Identify all lines of the data containing the string "Dusty" and copy them.

===============

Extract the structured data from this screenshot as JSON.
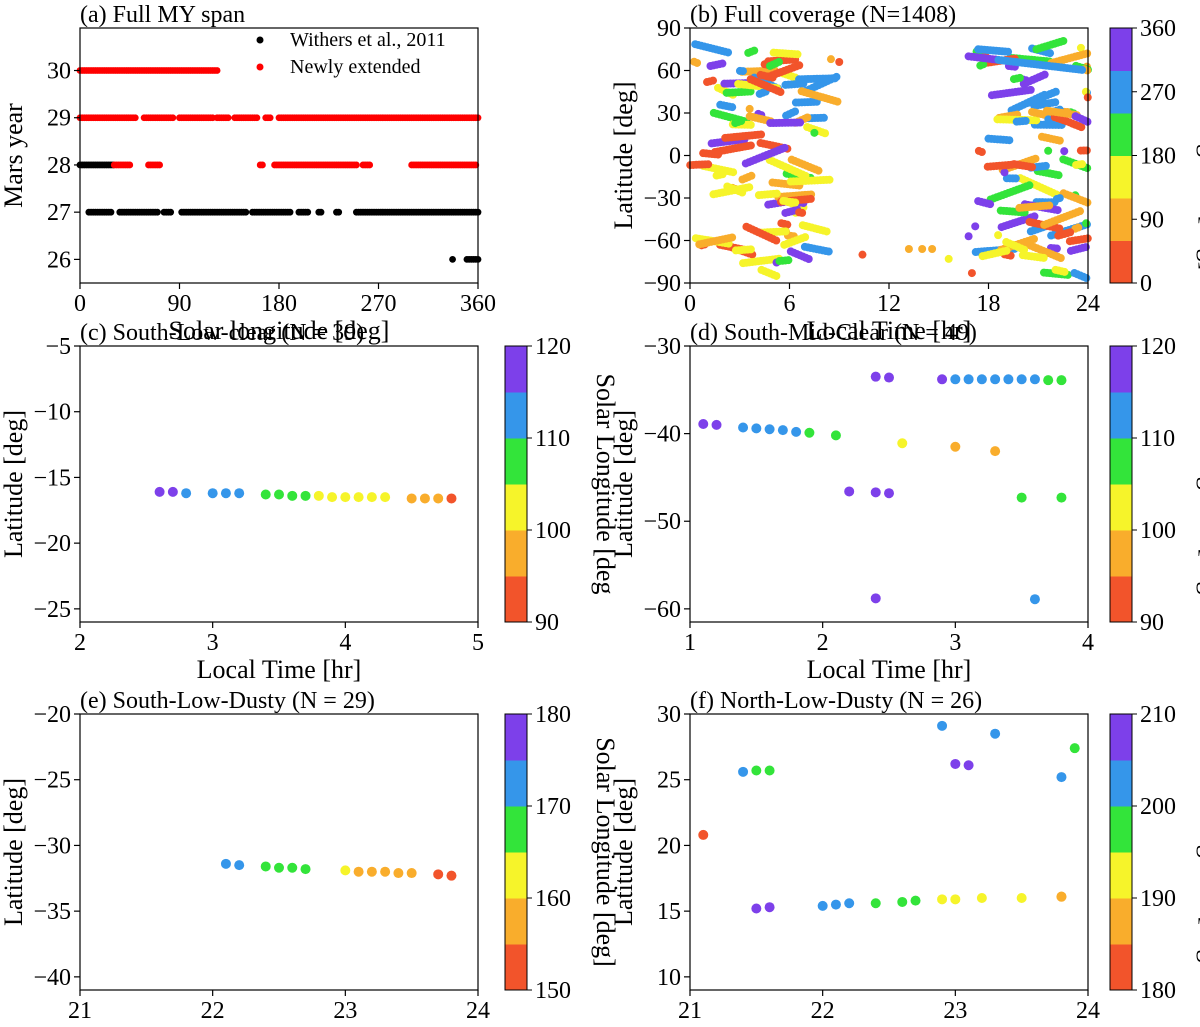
{
  "chart_data": [
    {
      "type": "scatter",
      "title": "(a) Full MY span",
      "xlabel": "Solar longitude [deg]",
      "ylabel": "Mars year",
      "xlim": [
        0,
        360
      ],
      "ylim": [
        25.5,
        30.9
      ],
      "xticks": [
        0,
        90,
        180,
        270,
        360
      ],
      "yticks": [
        26,
        27,
        28,
        29,
        30
      ],
      "grid": false,
      "legend_position": "top-right",
      "series": [
        {
          "name": "Withers et al., 2011",
          "color": "#000000",
          "segments": [
            {
              "y": 27,
              "ranges": [
                [
                  8,
                  28
                ],
                [
                  36,
                  70
                ],
                [
                  76,
                  82
                ],
                [
                  92,
                  150
                ],
                [
                  156,
                  190
                ],
                [
                  198,
                  206
                ],
                [
                  216,
                  218
                ],
                [
                  232,
                  234
                ],
                [
                  250,
                  360
                ]
              ]
            },
            {
              "y": 28,
              "ranges": [
                [
                  0,
                  30
                ]
              ]
            },
            {
              "y": 26,
              "ranges": [
                [
                  337,
                  338
                ],
                [
                  350,
                  360
                ]
              ]
            }
          ]
        },
        {
          "name": "Newly extended",
          "color": "#ff0000",
          "segments": [
            {
              "y": 30,
              "ranges": [
                [
                  0,
                  124
                ]
              ]
            },
            {
              "y": 29,
              "ranges": [
                [
                  0,
                  50
                ],
                [
                  58,
                  84
                ],
                [
                  90,
                  120
                ],
                [
                  124,
                  134
                ],
                [
                  140,
                  160
                ],
                [
                  168,
                  172
                ],
                [
                  180,
                  360
                ]
              ]
            },
            {
              "y": 28,
              "ranges": [
                [
                  31,
                  46
                ],
                [
                  62,
                  72
                ],
                [
                  163,
                  166
                ],
                [
                  176,
                  250
                ],
                [
                  256,
                  262
                ],
                [
                  300,
                  358
                ]
              ]
            }
          ]
        }
      ]
    },
    {
      "type": "scatter",
      "title": "(b) Full coverage (N=1408)",
      "xlabel": "Local Time [hr]",
      "ylabel": "Latitude [deg]",
      "xlim": [
        0,
        24
      ],
      "ylim": [
        -90,
        90
      ],
      "xticks": [
        0,
        6,
        12,
        18,
        24
      ],
      "yticks": [
        -90,
        -60,
        -30,
        0,
        30,
        60,
        90
      ],
      "grid": false,
      "note_points": "dense clusters of tracks at 0-7 hr and 17-24 hr, scattered points near 9 hr and 13-16 hr",
      "notable_points": [
        {
          "x": 8.5,
          "y": 68,
          "c": 90
        },
        {
          "x": 9.0,
          "y": 66,
          "c": 30
        },
        {
          "x": 13.2,
          "y": -66,
          "c": 90
        },
        {
          "x": 14.0,
          "y": -66,
          "c": 90
        },
        {
          "x": 14.6,
          "y": -66,
          "c": 90
        },
        {
          "x": 15.6,
          "y": -73,
          "c": 135
        },
        {
          "x": 16.8,
          "y": -57,
          "c": 315
        },
        {
          "x": 17.2,
          "y": -50,
          "c": 315
        },
        {
          "x": 17.0,
          "y": -83,
          "c": 30
        },
        {
          "x": 7.5,
          "y": 16,
          "c": 225
        },
        {
          "x": 10.4,
          "y": -70,
          "c": 45
        }
      ],
      "colorbar": {
        "label": "Solar Longitude [deg]",
        "min": 0,
        "max": 360,
        "ticks": [
          0,
          90,
          180,
          270,
          360
        ]
      }
    },
    {
      "type": "scatter",
      "title": "(c) South-Low-clear (N = 39)",
      "xlabel": "Local Time [hr]",
      "ylabel": "Latitude [deg]",
      "xlim": [
        2,
        5
      ],
      "ylim": [
        -26,
        -5
      ],
      "xticks": [
        2,
        3,
        4,
        5
      ],
      "yticks": [
        -25,
        -20,
        -15,
        -10,
        -5
      ],
      "grid": false,
      "points": [
        {
          "x": 2.6,
          "y": -16.1,
          "c": 118
        },
        {
          "x": 2.7,
          "y": -16.1,
          "c": 118
        },
        {
          "x": 2.8,
          "y": -16.2,
          "c": 113
        },
        {
          "x": 3.0,
          "y": -16.2,
          "c": 113
        },
        {
          "x": 3.1,
          "y": -16.2,
          "c": 113
        },
        {
          "x": 3.2,
          "y": -16.2,
          "c": 113
        },
        {
          "x": 3.4,
          "y": -16.3,
          "c": 108
        },
        {
          "x": 3.5,
          "y": -16.3,
          "c": 108
        },
        {
          "x": 3.6,
          "y": -16.4,
          "c": 108
        },
        {
          "x": 3.7,
          "y": -16.4,
          "c": 108
        },
        {
          "x": 3.8,
          "y": -16.4,
          "c": 103
        },
        {
          "x": 3.9,
          "y": -16.5,
          "c": 103
        },
        {
          "x": 4.0,
          "y": -16.5,
          "c": 103
        },
        {
          "x": 4.1,
          "y": -16.5,
          "c": 103
        },
        {
          "x": 4.2,
          "y": -16.5,
          "c": 103
        },
        {
          "x": 4.3,
          "y": -16.5,
          "c": 103
        },
        {
          "x": 4.5,
          "y": -16.6,
          "c": 97
        },
        {
          "x": 4.6,
          "y": -16.6,
          "c": 97
        },
        {
          "x": 4.7,
          "y": -16.6,
          "c": 97
        },
        {
          "x": 4.8,
          "y": -16.6,
          "c": 92
        }
      ],
      "colorbar": {
        "label": "Solar Longitude [deg",
        "min": 90,
        "max": 120,
        "ticks": [
          90,
          100,
          110,
          120
        ]
      }
    },
    {
      "type": "scatter",
      "title": "(d) South-Mid-Clear (N = 49)",
      "xlabel": "Local Time [hr]",
      "ylabel": "Latitude [deg]",
      "xlim": [
        1,
        4
      ],
      "ylim": [
        -61.5,
        -30
      ],
      "xticks": [
        1,
        2,
        3,
        4
      ],
      "yticks": [
        -60,
        -50,
        -40,
        -30
      ],
      "grid": false,
      "points": [
        {
          "x": 1.1,
          "y": -38.9,
          "c": 118
        },
        {
          "x": 1.2,
          "y": -39.0,
          "c": 118
        },
        {
          "x": 1.4,
          "y": -39.3,
          "c": 113
        },
        {
          "x": 1.5,
          "y": -39.4,
          "c": 113
        },
        {
          "x": 1.6,
          "y": -39.5,
          "c": 113
        },
        {
          "x": 1.7,
          "y": -39.6,
          "c": 113
        },
        {
          "x": 1.8,
          "y": -39.8,
          "c": 113
        },
        {
          "x": 1.9,
          "y": -39.9,
          "c": 108
        },
        {
          "x": 2.1,
          "y": -40.2,
          "c": 108
        },
        {
          "x": 2.2,
          "y": -46.6,
          "c": 118
        },
        {
          "x": 2.4,
          "y": -33.5,
          "c": 118
        },
        {
          "x": 2.5,
          "y": -33.6,
          "c": 118
        },
        {
          "x": 2.4,
          "y": -46.7,
          "c": 118
        },
        {
          "x": 2.5,
          "y": -46.8,
          "c": 118
        },
        {
          "x": 2.4,
          "y": -58.8,
          "c": 118
        },
        {
          "x": 2.6,
          "y": -41.1,
          "c": 103
        },
        {
          "x": 2.9,
          "y": -33.8,
          "c": 118
        },
        {
          "x": 3.0,
          "y": -33.8,
          "c": 113
        },
        {
          "x": 3.1,
          "y": -33.8,
          "c": 113
        },
        {
          "x": 3.2,
          "y": -33.8,
          "c": 113
        },
        {
          "x": 3.3,
          "y": -33.8,
          "c": 113
        },
        {
          "x": 3.4,
          "y": -33.8,
          "c": 113
        },
        {
          "x": 3.5,
          "y": -33.8,
          "c": 113
        },
        {
          "x": 3.6,
          "y": -33.8,
          "c": 113
        },
        {
          "x": 3.7,
          "y": -33.9,
          "c": 108
        },
        {
          "x": 3.8,
          "y": -33.9,
          "c": 108
        },
        {
          "x": 3.0,
          "y": -41.5,
          "c": 97
        },
        {
          "x": 3.3,
          "y": -42.0,
          "c": 97
        },
        {
          "x": 3.6,
          "y": -58.9,
          "c": 113
        },
        {
          "x": 3.5,
          "y": -47.3,
          "c": 108
        },
        {
          "x": 3.8,
          "y": -47.3,
          "c": 108
        }
      ],
      "colorbar": {
        "label": "Solar Longitude [deg",
        "min": 90,
        "max": 120,
        "ticks": [
          90,
          100,
          110,
          120
        ]
      }
    },
    {
      "type": "scatter",
      "title": "(e) South-Low-Dusty (N = 29)",
      "xlabel": "Local Time [hr]",
      "ylabel": "Latitude [deg]",
      "xlim": [
        21,
        24
      ],
      "ylim": [
        -41,
        -20
      ],
      "xticks": [
        21,
        22,
        23,
        24
      ],
      "yticks": [
        -40,
        -35,
        -30,
        -25,
        -20
      ],
      "grid": false,
      "points": [
        {
          "x": 22.1,
          "y": -31.4,
          "c": 173
        },
        {
          "x": 22.2,
          "y": -31.5,
          "c": 173
        },
        {
          "x": 22.4,
          "y": -31.6,
          "c": 168
        },
        {
          "x": 22.5,
          "y": -31.7,
          "c": 168
        },
        {
          "x": 22.6,
          "y": -31.7,
          "c": 168
        },
        {
          "x": 22.7,
          "y": -31.8,
          "c": 168
        },
        {
          "x": 23.0,
          "y": -31.9,
          "c": 163
        },
        {
          "x": 23.1,
          "y": -32.0,
          "c": 158
        },
        {
          "x": 23.2,
          "y": -32.0,
          "c": 158
        },
        {
          "x": 23.3,
          "y": -32.0,
          "c": 158
        },
        {
          "x": 23.4,
          "y": -32.1,
          "c": 158
        },
        {
          "x": 23.5,
          "y": -32.1,
          "c": 158
        },
        {
          "x": 23.7,
          "y": -32.2,
          "c": 152
        },
        {
          "x": 23.8,
          "y": -32.3,
          "c": 152
        }
      ],
      "colorbar": {
        "label": "Solar Longitude [deg]",
        "min": 150,
        "max": 180,
        "ticks": [
          150,
          160,
          170,
          180
        ]
      }
    },
    {
      "type": "scatter",
      "title": "(f) North-Low-Dusty (N = 26)",
      "xlabel": "Local Time [hr]",
      "ylabel": "Latitude [deg]",
      "xlim": [
        21,
        24
      ],
      "ylim": [
        9,
        30
      ],
      "xticks": [
        21,
        22,
        23,
        24
      ],
      "yticks": [
        10,
        15,
        20,
        25,
        30
      ],
      "grid": false,
      "points": [
        {
          "x": 21.1,
          "y": 20.8,
          "c": 182
        },
        {
          "x": 21.4,
          "y": 25.6,
          "c": 202
        },
        {
          "x": 21.5,
          "y": 25.7,
          "c": 198
        },
        {
          "x": 21.6,
          "y": 25.7,
          "c": 198
        },
        {
          "x": 21.5,
          "y": 15.2,
          "c": 207
        },
        {
          "x": 21.6,
          "y": 15.3,
          "c": 207
        },
        {
          "x": 22.0,
          "y": 15.4,
          "c": 202
        },
        {
          "x": 22.1,
          "y": 15.5,
          "c": 202
        },
        {
          "x": 22.2,
          "y": 15.6,
          "c": 202
        },
        {
          "x": 22.4,
          "y": 15.6,
          "c": 198
        },
        {
          "x": 22.6,
          "y": 15.7,
          "c": 198
        },
        {
          "x": 22.7,
          "y": 15.8,
          "c": 198
        },
        {
          "x": 22.9,
          "y": 15.9,
          "c": 193
        },
        {
          "x": 23.0,
          "y": 15.9,
          "c": 193
        },
        {
          "x": 23.2,
          "y": 16.0,
          "c": 193
        },
        {
          "x": 23.5,
          "y": 16.0,
          "c": 193
        },
        {
          "x": 23.8,
          "y": 16.1,
          "c": 187
        },
        {
          "x": 23.8,
          "y": 16.1,
          "c": 187
        },
        {
          "x": 22.9,
          "y": 29.1,
          "c": 202
        },
        {
          "x": 23.0,
          "y": 26.2,
          "c": 207
        },
        {
          "x": 23.1,
          "y": 26.1,
          "c": 207
        },
        {
          "x": 23.3,
          "y": 28.5,
          "c": 202
        },
        {
          "x": 23.8,
          "y": 25.2,
          "c": 202
        },
        {
          "x": 23.9,
          "y": 27.4,
          "c": 198
        }
      ],
      "colorbar": {
        "label": "Solar Longitude [deg",
        "min": 180,
        "max": 210,
        "ticks": [
          180,
          190,
          200,
          210
        ]
      }
    }
  ],
  "colormap": [
    "#f2542b",
    "#f9ad2c",
    "#f6f42a",
    "#33e43a",
    "#3596ea",
    "#7d40ea"
  ]
}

===============

**EXERCISE RESULT**
      "title": "(e) South-Low-Dusty (N = 29)",
      "title": "(f) North-Low-Dusty (N = 26)",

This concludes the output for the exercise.